• **DATASET EXCERPTS**
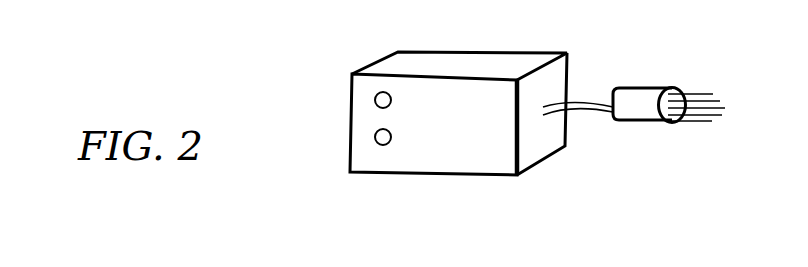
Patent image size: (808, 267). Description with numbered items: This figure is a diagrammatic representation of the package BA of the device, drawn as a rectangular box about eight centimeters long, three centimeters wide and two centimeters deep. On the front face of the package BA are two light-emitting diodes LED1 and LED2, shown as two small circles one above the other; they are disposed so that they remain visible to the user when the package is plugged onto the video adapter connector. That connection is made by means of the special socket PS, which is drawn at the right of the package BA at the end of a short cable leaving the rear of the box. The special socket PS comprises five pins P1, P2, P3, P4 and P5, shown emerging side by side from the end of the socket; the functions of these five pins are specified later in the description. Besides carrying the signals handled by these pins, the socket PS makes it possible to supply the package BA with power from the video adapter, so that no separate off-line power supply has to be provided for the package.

The package BA is at (499, 183).
The light-emitting diode LED1 is at (374, 101).
The light-emitting diode LED2 is at (374, 138).
The special socket PS is at (654, 81).
The pin P1 is at (713, 94).
The pin P2 is at (720, 101).
The pin P3 is at (725, 108).
The pin P4 is at (722, 115).
The pin P5 is at (712, 121).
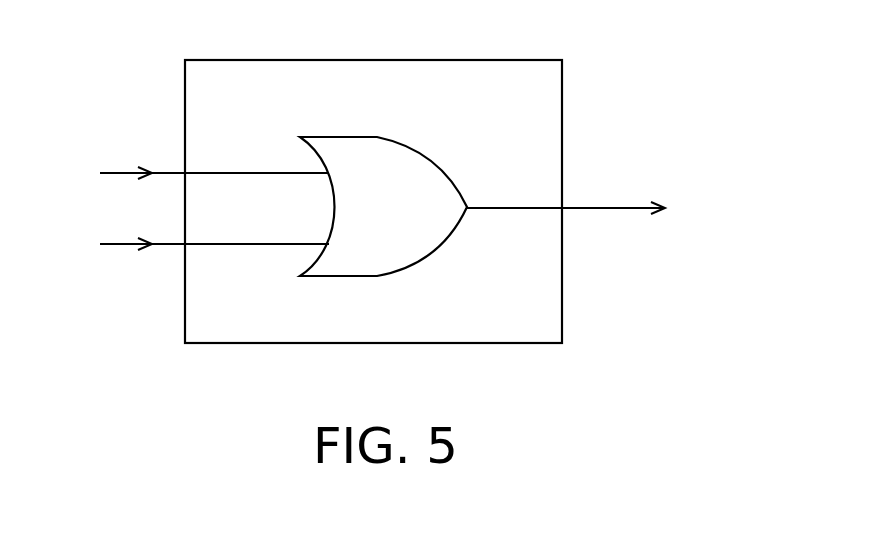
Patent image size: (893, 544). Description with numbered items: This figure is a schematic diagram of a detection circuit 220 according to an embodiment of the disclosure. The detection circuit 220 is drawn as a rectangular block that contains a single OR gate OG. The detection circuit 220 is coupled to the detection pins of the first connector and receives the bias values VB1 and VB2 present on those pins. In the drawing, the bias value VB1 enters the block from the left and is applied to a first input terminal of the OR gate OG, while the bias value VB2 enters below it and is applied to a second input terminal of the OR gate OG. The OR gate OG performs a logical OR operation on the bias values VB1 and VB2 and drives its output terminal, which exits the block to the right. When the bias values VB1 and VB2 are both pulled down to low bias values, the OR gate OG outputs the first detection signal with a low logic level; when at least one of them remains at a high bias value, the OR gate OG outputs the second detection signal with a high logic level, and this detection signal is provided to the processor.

The detection circuit 220 is at (562, 94).
The OR gate OG is at (438, 165).
The bias value VB1 is at (186, 174).
The bias value VB2 is at (187, 246).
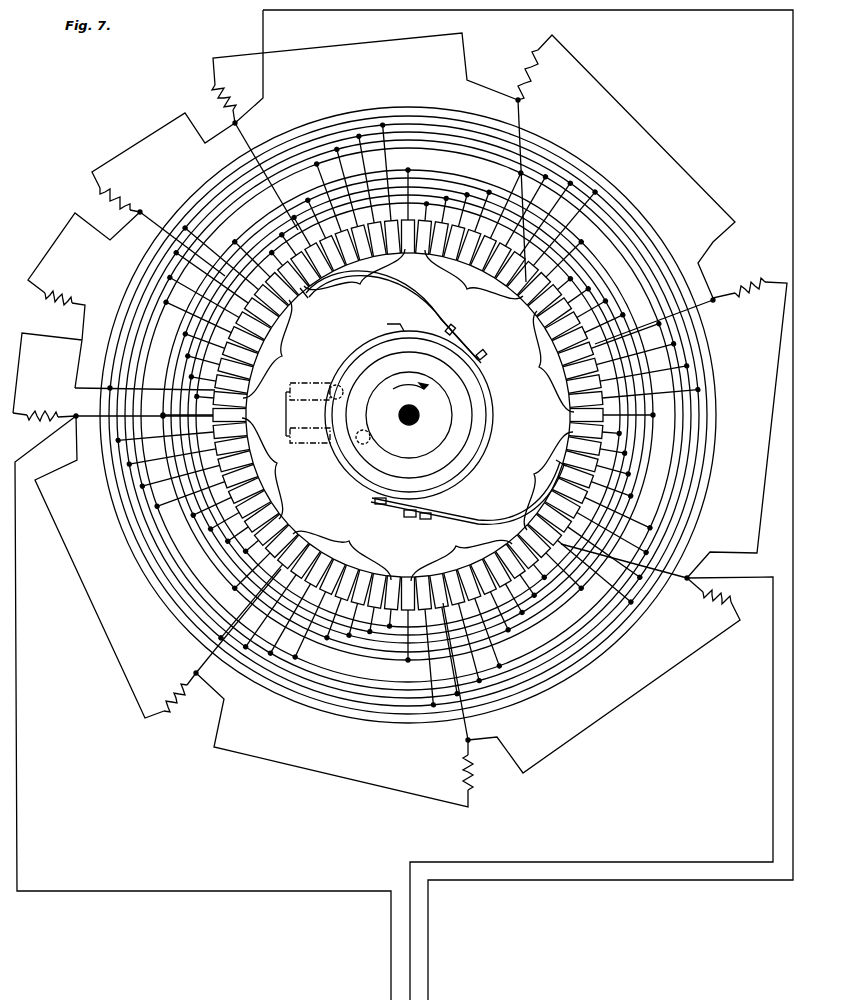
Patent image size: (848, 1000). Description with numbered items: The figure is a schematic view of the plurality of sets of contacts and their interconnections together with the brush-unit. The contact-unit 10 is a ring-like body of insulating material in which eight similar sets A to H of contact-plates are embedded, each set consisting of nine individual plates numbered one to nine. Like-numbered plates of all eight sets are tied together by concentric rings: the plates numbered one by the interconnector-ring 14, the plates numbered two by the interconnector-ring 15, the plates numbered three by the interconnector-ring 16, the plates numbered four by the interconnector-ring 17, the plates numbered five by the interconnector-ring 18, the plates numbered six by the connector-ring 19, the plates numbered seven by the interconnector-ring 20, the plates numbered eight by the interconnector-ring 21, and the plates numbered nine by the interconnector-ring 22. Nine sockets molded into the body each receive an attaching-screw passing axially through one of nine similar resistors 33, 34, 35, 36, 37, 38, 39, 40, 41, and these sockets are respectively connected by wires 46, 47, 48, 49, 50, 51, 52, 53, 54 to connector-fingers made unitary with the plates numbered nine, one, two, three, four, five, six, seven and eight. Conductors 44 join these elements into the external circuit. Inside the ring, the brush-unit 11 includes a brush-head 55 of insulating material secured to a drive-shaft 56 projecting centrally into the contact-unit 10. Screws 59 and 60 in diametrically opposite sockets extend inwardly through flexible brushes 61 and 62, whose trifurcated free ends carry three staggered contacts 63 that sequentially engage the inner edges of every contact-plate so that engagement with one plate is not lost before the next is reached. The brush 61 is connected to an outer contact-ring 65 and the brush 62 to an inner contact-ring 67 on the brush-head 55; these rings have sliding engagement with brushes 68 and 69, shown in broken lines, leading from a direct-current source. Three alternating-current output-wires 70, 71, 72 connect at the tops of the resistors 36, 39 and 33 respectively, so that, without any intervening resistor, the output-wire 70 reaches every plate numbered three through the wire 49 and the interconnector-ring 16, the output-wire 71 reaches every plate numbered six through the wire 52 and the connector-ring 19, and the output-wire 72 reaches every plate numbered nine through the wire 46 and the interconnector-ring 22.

The contact-unit 10 is at (420, 175).
The brush-unit 11 is at (417, 406).
The interconnector-ring 14 is at (231, 163).
The interconnector-ring 15 is at (267, 214).
The interconnector-ring 16 is at (282, 160).
The interconnector-ring 17 is at (646, 490).
The interconnector-ring 18 is at (262, 700).
The connector-ring 19 is at (275, 632).
The interconnector-ring 20 is at (258, 620).
The interconnector-ring 21 is at (381, 108).
The interconnector-ring 22 is at (432, 168).
The resistor 33 is at (45, 410).
The resistor 34 is at (68, 290).
The resistor 35 is at (124, 200).
The resistor 36 is at (232, 92).
The resistor 37 is at (536, 76).
The resistor 38 is at (752, 298).
The resistor 39 is at (715, 605).
The resistor 40 is at (463, 773).
The resistor 41 is at (165, 696).
The connecting conductor 44 is at (172, 128).
The wire 46 is at (90, 414).
The wire 47 is at (93, 387).
The wire 48 is at (125, 280).
The wire 49 is at (248, 140).
The wire 50 is at (519, 117).
The wire 51 is at (706, 308).
The wire 52 is at (672, 580).
The wire 53 is at (464, 733).
The wire 54 is at (207, 669).
The brush-head 55 is at (348, 470).
The drive-shaft 56 is at (409, 425).
The screw 59 is at (452, 333).
The screw 60 is at (422, 517).
The flexible brush 61 is at (416, 294).
The flexible brush 62 is at (482, 518).
The contacts 63 is at (307, 294).
The outer contact-ring 65 is at (490, 403).
The inner contact-ring 67 is at (420, 404).
The brush 68 is at (324, 383).
The brush 69 is at (300, 445).
The alternating-current output-wire 70 is at (265, 86).
The alternating-current output-wire 71 is at (752, 576).
The alternating-current output-wire 72 is at (52, 440).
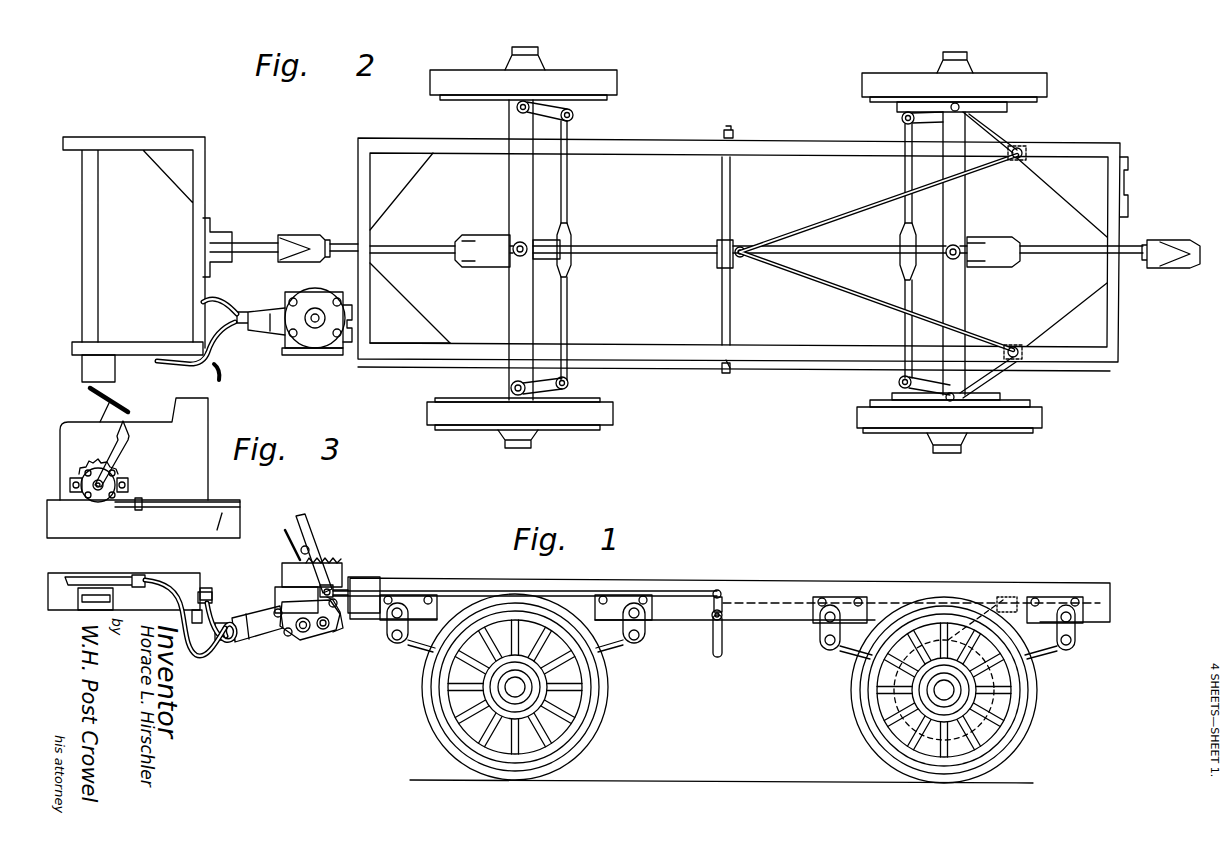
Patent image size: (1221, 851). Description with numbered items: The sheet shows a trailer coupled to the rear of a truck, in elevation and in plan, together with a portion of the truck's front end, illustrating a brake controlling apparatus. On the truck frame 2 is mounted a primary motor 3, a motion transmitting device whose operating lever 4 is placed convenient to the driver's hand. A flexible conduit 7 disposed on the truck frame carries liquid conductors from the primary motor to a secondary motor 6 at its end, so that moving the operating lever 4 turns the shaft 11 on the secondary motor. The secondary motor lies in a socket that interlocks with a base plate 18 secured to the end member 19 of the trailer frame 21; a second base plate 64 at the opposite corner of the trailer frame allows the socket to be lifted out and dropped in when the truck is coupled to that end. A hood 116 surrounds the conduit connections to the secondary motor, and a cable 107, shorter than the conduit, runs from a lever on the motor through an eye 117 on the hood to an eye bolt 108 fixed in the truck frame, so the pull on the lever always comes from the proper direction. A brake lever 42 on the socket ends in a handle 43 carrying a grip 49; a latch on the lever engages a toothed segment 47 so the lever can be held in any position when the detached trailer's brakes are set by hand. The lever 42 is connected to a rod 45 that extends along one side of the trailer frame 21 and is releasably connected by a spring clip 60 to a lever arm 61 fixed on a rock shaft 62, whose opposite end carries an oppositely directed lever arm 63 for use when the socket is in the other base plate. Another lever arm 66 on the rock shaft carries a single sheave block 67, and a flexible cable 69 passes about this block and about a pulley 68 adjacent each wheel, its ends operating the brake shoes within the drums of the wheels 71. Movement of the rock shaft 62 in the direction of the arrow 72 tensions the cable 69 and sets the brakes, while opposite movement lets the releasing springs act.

In FIG. 3, the truck frame 2 is at (92, 527).
In FIG. 3, the primary motor 3 is at (117, 478).
In FIG. 3, the operating lever 4 is at (117, 448).
In FIG. 1, the secondary motor 6 is at (303, 634).
In FIG. 2, the flexible conduit 7 is at (225, 375).
In FIG. 3, the flexible conduit 7 is at (222, 513).
In FIG. 1, the flexible conduit 7 is at (175, 582).
In FIG. 1, the shaft 11 is at (311, 633).
In FIG. 2, the base plate 18 is at (353, 322).
In FIG. 2, the end member 19 is at (358, 281).
In FIG. 2, the trailer frame 21 is at (458, 345).
In FIG. 1, the lever 42 is at (334, 613).
In FIG. 1, the handle 43 is at (303, 521).
In FIG. 2, the rod 45 is at (400, 370).
In FIG. 1, the rod 45 is at (360, 590).
In FIG. 1, the toothed segment 47 is at (331, 564).
In FIG. 1, the grip 49 is at (286, 535).
In FIG. 2, the spring clip 60 is at (724, 373).
In FIG. 2, the lever arm 61 is at (731, 374).
In FIG. 1, the lever arm 61 is at (713, 612).
In FIG. 2, the rock shaft 62 is at (730, 202).
In FIG. 1, the rock shaft 62 is at (712, 630).
In FIG. 2, the lever arm 63 is at (733, 138).
In FIG. 1, the lever arm 63 is at (722, 645).
In FIG. 2, the second base plate 64 is at (1126, 188).
In FIG. 2, the lever arm 66 is at (717, 257).
In FIG. 2, the single sheave block 67 is at (746, 252).
In FIG. 2, the pulley 68 is at (1017, 160).
In FIG. 2, the flexible cable 69 is at (880, 203).
In FIG. 2, the wheels 71 is at (903, 83).
In FIG. 1, the arrow 72 is at (745, 570).
In FIG. 2, the cable 107 is at (258, 300).
In FIG. 2, the eye bolt 108 is at (217, 291).
In FIG. 1, the eye bolt 108 is at (222, 585).
In FIG. 1, the hood 116 is at (260, 643).
In FIG. 2, the eye 117 is at (240, 306).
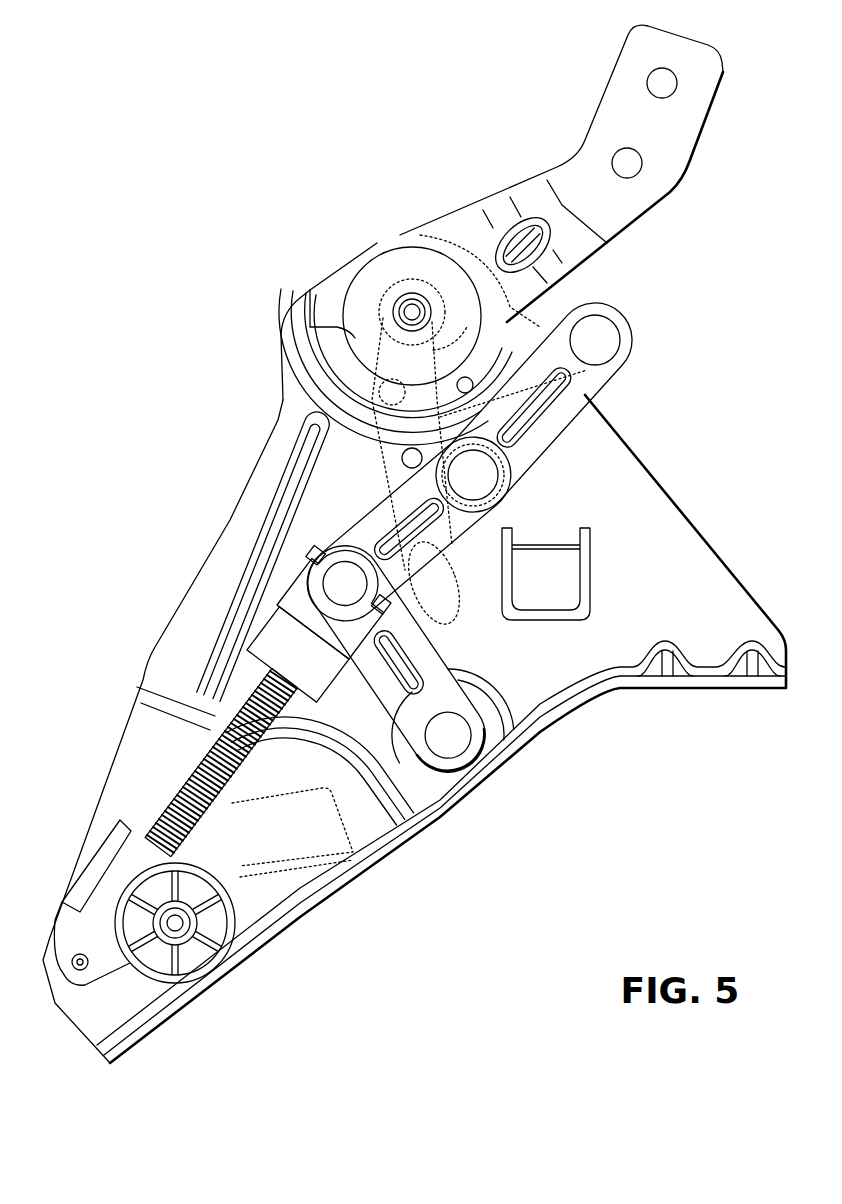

• **WHAT IS EXPECTED**
Please copy the data above word for word, from the start of the data through the line that contains "The pin P5 is at (712, 121).", including both ends. Leave out the pictures.

• **RESULT**
Patent image size: (808, 267). Description with numbered items: This figure is a diagrammatic representation of the package BA of the device, drawn as a rectangular box about eight centimeters long, three centimeters wide and two centimeters deep. On the front face of the package BA are two light-emitting diodes LED1 and LED2, shown as two small circles one above the other; they are disposed so that they remain visible to the user when the package is plugged onto the video adapter connector. That connection is made by means of the special socket PS, which is drawn at the right of the package BA at the end of a short cable leaving the rear of the box. The special socket PS comprises five pins P1, P2, P3, P4 and P5, shown emerging side by side from the end of the socket; the functions of these five pins are specified later in the description. Besides carrying the signals handled by these pins, the socket PS makes it possible to supply the package BA with power from the video adapter, so that no separate off-line power supply has to be provided for the package.

The package BA is at (499, 183).
The light-emitting diode LED1 is at (374, 101).
The light-emitting diode LED2 is at (374, 138).
The special socket PS is at (654, 81).
The pin P1 is at (713, 94).
The pin P2 is at (720, 101).
The pin P3 is at (725, 108).
The pin P4 is at (722, 115).
The pin P5 is at (712, 121).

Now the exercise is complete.